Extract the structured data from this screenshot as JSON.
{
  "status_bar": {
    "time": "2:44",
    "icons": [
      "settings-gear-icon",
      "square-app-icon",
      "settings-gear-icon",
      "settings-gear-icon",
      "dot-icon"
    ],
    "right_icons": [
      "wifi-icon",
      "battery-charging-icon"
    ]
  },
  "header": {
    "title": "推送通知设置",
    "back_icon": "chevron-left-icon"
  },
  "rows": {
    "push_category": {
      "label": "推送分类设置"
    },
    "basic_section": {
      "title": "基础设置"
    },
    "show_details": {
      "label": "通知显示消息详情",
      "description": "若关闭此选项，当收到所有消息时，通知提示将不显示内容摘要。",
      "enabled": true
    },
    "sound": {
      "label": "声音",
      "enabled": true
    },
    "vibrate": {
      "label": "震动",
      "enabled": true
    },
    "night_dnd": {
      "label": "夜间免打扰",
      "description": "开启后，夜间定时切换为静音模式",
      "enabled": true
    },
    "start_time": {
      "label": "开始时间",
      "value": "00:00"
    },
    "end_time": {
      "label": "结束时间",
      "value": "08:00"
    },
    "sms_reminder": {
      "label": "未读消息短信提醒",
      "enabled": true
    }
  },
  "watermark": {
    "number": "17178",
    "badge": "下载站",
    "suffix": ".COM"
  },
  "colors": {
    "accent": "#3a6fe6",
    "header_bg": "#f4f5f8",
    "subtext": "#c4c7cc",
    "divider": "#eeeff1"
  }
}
^^^^^^^^^^^^^^^^
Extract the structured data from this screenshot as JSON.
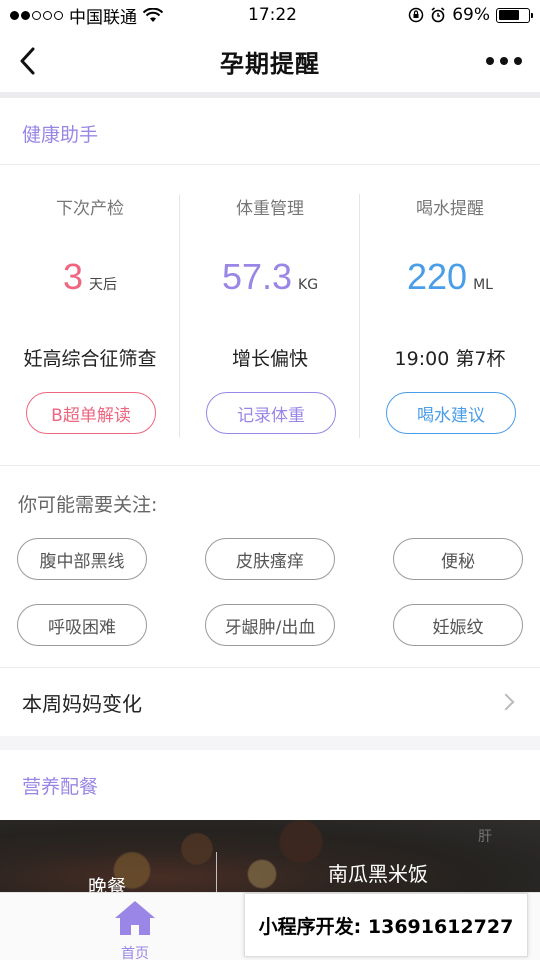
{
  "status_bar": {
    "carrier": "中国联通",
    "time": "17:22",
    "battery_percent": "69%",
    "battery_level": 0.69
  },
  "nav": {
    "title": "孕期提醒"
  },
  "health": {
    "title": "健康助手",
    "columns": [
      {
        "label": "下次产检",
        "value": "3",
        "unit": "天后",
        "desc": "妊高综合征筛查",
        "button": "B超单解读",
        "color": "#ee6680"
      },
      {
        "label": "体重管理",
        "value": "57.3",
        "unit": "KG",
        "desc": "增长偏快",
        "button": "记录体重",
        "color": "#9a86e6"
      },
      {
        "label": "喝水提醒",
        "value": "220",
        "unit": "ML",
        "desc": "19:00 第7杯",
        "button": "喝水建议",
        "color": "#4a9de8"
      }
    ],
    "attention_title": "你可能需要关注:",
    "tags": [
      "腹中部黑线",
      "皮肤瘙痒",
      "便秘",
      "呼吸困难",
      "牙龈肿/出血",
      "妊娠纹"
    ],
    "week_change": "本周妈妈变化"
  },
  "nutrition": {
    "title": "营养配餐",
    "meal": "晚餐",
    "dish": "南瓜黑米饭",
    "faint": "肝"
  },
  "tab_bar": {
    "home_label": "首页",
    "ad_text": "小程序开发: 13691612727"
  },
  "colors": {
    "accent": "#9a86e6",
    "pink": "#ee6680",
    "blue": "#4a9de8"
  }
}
^^^^^^^^^^^^^^^^
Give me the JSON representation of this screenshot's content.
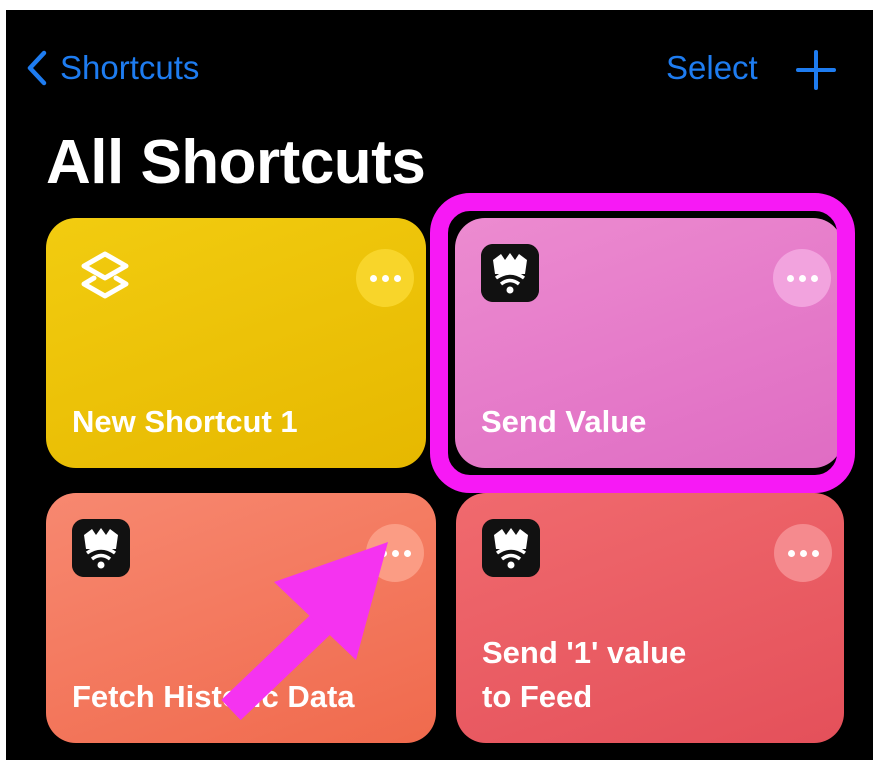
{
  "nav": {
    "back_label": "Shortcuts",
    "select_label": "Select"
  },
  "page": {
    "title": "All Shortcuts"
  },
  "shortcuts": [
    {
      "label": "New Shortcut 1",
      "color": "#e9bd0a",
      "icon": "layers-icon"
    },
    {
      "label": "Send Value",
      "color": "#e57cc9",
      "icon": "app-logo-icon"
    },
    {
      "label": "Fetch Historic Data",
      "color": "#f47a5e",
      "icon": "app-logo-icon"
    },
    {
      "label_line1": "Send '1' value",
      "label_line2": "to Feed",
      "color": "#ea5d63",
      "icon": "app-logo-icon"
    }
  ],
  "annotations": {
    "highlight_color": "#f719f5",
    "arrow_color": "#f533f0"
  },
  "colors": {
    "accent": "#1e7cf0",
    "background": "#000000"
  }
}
^^^^^^^^^^^^^^^^
Pull out all lines from the listing that contain the string "accent".

### Problem solution:
    "accent": "#3a6fe6",
    "accent": "#9a86e6",
    "accent": "#1e7cf0",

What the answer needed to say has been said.